> _STATED GOAL_
In the material below, find all lines with the string "последствия" and copy them.

(Items from a dataset)

******

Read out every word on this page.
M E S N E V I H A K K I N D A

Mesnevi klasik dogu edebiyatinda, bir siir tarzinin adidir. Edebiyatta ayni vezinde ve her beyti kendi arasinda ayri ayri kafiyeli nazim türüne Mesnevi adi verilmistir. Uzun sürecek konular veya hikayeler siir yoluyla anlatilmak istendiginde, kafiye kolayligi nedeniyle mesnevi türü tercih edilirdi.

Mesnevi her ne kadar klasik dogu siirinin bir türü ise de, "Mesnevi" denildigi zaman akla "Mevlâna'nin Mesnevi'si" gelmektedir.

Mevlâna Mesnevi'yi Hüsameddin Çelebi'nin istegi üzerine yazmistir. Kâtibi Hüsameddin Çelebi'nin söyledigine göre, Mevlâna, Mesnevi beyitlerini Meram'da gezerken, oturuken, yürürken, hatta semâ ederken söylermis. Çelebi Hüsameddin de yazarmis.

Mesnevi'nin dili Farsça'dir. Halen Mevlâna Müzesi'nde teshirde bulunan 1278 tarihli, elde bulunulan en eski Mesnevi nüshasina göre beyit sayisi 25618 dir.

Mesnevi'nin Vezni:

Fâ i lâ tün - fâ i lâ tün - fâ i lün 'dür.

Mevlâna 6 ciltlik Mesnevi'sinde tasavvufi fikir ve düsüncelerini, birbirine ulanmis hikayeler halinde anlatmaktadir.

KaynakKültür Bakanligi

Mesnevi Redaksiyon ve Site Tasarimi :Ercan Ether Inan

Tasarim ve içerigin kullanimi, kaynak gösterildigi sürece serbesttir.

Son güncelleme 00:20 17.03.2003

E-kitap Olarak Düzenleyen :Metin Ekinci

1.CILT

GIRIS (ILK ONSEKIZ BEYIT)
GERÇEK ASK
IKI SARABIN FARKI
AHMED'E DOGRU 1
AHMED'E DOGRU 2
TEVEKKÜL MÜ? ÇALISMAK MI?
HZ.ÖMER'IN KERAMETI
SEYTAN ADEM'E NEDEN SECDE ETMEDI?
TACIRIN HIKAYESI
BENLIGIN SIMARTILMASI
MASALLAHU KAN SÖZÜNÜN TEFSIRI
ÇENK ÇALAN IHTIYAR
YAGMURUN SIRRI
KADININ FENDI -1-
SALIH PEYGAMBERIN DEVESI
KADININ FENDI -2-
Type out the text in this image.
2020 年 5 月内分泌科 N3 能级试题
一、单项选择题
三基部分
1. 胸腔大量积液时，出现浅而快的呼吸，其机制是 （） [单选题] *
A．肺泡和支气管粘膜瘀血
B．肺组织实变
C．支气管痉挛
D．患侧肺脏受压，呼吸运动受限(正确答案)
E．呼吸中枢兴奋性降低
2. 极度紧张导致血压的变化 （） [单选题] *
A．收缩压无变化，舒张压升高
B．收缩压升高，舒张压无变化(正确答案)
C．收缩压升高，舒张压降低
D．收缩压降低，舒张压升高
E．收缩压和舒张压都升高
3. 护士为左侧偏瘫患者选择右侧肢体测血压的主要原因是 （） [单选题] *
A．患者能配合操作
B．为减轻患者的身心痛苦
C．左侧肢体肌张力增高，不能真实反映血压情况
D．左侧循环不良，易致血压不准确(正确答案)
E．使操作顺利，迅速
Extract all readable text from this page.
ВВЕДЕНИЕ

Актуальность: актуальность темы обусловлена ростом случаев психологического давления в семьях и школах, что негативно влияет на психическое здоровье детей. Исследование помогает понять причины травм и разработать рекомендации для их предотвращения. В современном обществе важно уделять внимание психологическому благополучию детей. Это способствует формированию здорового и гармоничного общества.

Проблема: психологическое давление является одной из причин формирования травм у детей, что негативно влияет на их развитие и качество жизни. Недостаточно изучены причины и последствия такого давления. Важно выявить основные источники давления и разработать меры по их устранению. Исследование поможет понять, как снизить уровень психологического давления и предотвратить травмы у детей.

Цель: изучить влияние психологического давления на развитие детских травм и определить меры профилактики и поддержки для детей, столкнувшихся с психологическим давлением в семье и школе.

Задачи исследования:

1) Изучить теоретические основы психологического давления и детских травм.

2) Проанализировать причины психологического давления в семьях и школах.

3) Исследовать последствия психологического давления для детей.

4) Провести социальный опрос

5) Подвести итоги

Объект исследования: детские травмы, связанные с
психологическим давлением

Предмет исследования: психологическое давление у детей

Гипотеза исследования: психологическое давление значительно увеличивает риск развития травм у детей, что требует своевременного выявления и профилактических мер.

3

******

> _EXERCISE OUTPUT_
Проблема: психологическое давление является одной из причин формирования травм у детей, что негативно влияет на их развитие и качество жизни. Недостаточно изучены причины и последствия такого давления. Важно выявить основные источники давления и разработать меры по их устранению. Исследование поможет понять, как снизить уровень психологического давления и предотвратить травмы у детей.
3) Исследовать последствия психологического давления для детей.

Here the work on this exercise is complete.